(Stored items from a collection)
=======

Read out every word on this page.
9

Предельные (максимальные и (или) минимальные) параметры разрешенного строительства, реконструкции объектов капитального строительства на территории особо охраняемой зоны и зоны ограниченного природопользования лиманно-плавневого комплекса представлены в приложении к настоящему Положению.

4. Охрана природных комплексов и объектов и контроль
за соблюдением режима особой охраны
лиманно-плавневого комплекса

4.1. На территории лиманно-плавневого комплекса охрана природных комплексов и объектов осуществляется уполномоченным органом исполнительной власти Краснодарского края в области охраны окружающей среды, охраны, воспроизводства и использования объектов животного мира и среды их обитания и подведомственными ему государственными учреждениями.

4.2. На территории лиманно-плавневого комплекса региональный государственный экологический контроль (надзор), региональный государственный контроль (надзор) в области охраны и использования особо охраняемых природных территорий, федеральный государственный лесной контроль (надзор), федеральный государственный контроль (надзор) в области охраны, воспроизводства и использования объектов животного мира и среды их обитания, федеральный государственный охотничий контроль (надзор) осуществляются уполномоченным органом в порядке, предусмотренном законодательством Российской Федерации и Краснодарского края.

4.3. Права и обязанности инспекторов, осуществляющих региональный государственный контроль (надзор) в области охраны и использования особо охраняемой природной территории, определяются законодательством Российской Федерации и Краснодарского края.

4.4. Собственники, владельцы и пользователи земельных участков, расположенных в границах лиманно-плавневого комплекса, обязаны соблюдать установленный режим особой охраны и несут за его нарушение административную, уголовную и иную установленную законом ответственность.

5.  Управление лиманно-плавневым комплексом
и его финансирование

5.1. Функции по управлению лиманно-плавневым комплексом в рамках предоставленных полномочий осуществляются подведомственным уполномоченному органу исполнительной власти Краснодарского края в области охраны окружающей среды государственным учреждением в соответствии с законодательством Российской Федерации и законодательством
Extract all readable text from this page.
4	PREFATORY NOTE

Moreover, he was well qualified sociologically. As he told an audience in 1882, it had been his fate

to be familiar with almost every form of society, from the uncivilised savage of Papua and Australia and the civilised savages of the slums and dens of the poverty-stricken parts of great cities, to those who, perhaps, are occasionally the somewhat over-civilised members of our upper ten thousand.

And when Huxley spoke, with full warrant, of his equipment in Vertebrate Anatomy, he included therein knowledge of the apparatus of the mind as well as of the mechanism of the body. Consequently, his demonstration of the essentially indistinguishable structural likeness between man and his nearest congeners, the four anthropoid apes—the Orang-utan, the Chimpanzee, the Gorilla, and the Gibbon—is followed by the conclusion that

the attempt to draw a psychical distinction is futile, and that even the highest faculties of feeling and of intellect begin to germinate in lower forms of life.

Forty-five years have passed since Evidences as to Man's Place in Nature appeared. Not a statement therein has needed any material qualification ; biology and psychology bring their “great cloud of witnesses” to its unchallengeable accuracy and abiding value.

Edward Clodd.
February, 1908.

=======

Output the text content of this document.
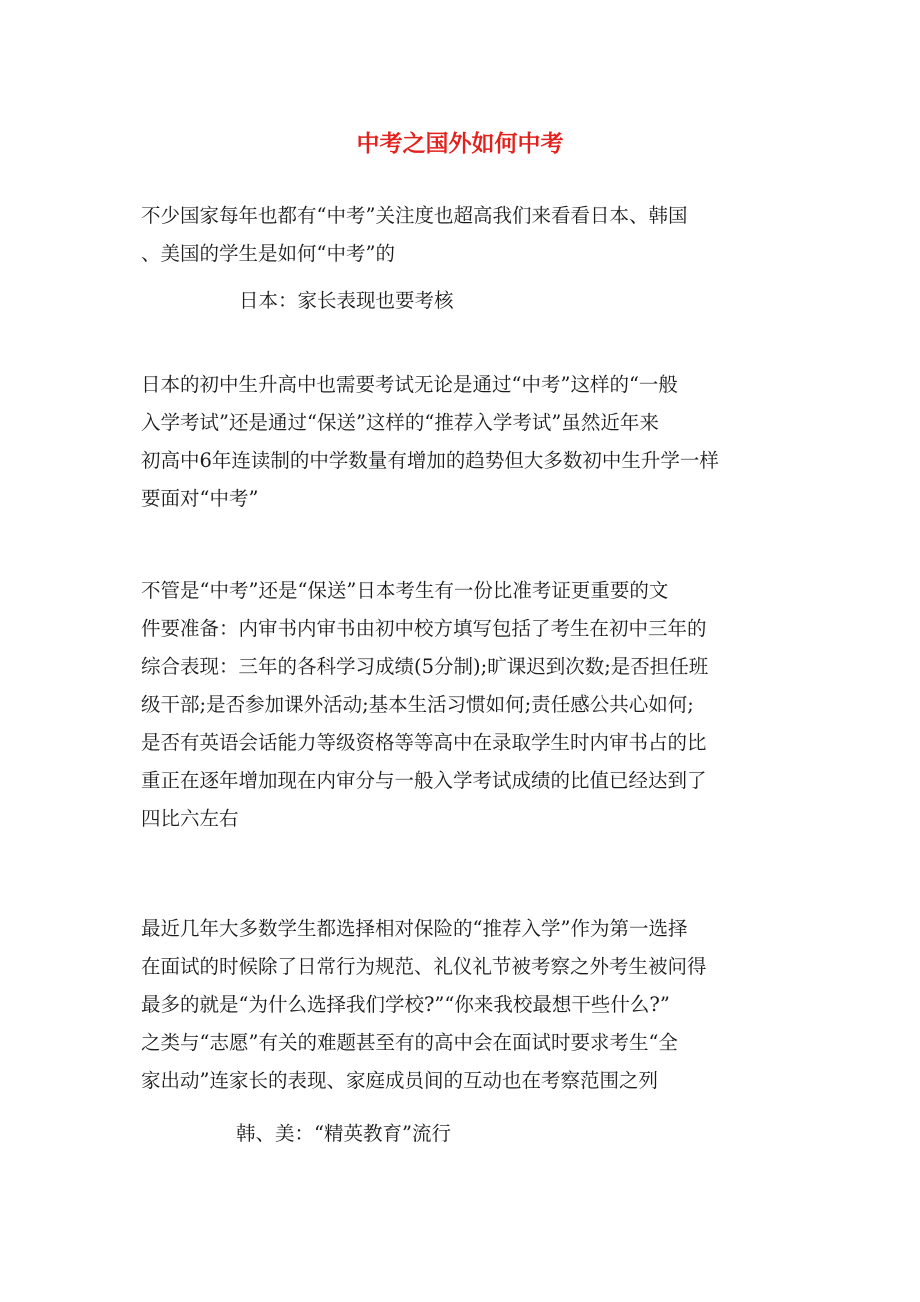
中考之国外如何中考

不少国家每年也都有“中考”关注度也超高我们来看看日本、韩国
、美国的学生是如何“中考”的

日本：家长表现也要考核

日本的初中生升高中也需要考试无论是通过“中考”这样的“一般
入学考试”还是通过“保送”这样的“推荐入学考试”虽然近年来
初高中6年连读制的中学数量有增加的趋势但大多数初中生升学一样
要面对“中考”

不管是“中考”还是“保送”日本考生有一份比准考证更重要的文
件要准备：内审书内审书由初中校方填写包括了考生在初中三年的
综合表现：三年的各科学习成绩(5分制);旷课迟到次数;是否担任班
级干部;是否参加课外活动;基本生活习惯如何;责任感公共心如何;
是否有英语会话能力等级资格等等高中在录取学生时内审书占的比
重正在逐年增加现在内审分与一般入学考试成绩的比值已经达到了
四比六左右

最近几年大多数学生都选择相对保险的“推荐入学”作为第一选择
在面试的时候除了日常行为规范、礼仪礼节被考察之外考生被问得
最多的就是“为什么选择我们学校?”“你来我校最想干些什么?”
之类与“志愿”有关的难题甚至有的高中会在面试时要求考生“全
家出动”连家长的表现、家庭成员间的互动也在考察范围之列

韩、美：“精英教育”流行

=======

**Objective:**
Tally how many lines in the material above hold the word "органом". Write only that number.

**Task output:**
2